======== Information given ========

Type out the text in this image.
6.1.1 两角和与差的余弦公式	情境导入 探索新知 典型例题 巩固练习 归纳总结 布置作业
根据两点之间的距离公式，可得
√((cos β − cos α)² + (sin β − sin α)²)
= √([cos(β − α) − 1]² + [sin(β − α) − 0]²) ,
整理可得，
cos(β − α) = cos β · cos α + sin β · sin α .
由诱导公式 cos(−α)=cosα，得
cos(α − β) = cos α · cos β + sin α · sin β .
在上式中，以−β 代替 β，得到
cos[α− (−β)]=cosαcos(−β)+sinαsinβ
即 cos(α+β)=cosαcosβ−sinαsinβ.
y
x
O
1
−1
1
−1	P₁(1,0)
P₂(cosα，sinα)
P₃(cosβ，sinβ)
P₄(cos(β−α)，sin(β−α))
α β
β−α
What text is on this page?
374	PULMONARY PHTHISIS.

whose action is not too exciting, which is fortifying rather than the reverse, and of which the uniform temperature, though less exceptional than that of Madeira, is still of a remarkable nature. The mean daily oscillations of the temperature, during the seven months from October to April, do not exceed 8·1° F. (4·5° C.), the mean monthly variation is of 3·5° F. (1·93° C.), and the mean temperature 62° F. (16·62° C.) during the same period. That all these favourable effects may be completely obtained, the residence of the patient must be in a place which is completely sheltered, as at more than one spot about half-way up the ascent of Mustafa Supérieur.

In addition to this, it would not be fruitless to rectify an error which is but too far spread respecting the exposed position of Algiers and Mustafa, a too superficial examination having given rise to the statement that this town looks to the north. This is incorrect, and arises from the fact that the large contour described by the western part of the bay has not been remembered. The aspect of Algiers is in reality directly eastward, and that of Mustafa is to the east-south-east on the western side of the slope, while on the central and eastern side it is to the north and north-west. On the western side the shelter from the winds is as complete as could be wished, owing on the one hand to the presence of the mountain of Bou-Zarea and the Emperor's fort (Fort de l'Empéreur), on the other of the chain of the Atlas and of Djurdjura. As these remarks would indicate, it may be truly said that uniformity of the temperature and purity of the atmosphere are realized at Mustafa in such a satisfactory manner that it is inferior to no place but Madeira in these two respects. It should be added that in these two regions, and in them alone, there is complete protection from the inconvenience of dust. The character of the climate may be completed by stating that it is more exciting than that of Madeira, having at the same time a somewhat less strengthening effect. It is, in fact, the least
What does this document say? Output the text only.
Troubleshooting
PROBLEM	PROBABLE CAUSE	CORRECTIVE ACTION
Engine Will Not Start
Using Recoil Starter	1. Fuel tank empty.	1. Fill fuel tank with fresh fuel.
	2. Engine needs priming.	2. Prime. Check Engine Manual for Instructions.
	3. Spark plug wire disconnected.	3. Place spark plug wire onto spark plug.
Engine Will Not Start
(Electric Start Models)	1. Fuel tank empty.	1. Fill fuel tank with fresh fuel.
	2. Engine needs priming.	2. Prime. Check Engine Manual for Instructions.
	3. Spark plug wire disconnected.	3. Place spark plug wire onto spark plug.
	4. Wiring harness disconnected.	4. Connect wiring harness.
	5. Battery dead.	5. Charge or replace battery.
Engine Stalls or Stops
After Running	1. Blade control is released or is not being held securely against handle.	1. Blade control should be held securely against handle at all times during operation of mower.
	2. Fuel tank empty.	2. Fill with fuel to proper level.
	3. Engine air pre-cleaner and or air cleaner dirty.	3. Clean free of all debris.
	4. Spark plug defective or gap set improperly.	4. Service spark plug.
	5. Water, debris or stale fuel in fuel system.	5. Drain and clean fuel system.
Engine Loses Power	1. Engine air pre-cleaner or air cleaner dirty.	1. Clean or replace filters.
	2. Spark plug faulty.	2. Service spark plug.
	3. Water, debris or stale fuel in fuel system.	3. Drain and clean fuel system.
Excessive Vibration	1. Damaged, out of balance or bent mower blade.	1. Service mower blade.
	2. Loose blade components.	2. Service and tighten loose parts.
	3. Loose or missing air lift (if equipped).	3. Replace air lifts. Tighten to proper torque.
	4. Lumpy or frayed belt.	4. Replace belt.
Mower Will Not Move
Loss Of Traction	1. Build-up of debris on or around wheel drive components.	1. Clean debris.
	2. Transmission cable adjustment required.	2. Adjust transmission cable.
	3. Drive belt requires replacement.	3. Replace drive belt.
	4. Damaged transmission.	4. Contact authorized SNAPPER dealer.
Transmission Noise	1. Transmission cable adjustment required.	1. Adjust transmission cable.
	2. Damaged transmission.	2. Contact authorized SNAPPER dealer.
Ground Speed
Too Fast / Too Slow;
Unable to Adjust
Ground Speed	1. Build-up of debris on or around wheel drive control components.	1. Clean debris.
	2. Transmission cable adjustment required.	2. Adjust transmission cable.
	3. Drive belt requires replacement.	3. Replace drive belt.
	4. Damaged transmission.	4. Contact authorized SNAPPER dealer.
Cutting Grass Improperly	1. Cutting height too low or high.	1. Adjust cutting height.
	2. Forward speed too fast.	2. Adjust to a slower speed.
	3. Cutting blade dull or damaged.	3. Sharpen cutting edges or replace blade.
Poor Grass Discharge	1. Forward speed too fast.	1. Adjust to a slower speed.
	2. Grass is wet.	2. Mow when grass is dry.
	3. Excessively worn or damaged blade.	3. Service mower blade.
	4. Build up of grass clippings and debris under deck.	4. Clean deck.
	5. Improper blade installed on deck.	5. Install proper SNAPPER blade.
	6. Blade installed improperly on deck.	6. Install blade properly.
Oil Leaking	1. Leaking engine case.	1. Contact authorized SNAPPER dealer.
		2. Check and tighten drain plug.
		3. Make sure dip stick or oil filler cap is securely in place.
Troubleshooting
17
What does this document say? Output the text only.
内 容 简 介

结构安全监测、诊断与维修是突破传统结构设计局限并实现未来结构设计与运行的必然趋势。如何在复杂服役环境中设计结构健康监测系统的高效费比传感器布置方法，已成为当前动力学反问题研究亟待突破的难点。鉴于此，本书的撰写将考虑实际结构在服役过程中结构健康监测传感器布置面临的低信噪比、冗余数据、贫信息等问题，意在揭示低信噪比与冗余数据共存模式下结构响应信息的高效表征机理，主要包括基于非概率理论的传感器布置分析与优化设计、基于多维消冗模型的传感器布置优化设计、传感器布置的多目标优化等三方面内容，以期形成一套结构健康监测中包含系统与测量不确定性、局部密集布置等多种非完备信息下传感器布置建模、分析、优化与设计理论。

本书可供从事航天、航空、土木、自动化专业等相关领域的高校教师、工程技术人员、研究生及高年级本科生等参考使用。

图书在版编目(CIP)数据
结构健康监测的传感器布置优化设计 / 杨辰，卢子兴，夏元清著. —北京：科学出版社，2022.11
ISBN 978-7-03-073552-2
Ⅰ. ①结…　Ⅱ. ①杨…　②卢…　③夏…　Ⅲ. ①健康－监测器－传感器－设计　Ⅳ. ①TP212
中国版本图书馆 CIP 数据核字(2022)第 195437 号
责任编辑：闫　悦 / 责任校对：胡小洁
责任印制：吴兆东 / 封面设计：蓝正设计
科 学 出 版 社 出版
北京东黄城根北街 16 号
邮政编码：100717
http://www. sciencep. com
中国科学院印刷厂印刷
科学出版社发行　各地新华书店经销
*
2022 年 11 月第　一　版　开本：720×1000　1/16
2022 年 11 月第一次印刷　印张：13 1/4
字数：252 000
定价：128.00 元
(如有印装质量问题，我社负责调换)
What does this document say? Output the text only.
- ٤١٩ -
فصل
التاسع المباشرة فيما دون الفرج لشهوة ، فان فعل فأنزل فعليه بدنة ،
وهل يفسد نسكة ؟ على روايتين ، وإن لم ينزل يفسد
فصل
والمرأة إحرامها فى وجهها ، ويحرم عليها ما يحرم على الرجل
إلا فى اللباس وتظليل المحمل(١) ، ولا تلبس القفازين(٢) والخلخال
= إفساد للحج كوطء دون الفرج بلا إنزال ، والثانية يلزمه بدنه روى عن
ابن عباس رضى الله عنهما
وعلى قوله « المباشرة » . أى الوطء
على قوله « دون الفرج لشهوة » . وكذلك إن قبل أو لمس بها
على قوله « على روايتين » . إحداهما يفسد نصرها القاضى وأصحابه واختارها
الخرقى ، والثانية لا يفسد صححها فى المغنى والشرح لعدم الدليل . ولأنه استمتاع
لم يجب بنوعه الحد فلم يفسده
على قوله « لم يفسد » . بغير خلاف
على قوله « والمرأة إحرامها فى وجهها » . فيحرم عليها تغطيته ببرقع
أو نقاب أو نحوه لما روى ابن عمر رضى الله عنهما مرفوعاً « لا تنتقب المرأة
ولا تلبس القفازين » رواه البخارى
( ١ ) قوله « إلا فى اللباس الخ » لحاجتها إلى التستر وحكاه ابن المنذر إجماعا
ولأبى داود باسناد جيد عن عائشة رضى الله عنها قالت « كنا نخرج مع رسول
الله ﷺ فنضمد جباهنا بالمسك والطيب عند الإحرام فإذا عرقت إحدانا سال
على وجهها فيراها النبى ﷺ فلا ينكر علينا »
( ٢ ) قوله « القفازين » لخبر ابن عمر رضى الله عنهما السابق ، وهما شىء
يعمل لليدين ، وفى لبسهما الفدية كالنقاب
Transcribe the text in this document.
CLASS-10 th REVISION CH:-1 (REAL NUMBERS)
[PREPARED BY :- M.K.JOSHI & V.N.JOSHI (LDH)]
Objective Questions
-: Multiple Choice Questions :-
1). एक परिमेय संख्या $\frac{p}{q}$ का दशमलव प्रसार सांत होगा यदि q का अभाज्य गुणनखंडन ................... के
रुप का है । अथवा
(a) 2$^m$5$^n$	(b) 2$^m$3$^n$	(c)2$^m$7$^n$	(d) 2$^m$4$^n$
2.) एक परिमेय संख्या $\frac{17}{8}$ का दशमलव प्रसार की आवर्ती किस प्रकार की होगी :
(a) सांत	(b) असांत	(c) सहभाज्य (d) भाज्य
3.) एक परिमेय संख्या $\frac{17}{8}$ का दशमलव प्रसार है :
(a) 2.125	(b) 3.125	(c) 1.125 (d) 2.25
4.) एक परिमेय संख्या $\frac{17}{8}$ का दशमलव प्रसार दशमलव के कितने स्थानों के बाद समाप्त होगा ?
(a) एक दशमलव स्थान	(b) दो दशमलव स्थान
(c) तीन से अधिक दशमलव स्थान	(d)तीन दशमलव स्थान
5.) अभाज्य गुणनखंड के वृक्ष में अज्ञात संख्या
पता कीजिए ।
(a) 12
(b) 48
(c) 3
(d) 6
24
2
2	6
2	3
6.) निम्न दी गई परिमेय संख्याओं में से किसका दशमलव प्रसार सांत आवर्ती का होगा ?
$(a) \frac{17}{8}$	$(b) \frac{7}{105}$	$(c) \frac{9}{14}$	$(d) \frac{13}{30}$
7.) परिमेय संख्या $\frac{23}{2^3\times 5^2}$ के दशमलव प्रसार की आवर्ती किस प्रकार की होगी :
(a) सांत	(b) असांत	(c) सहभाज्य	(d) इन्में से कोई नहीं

========

In the entries above, count each line holding "stale" and report the total and nothing more.

2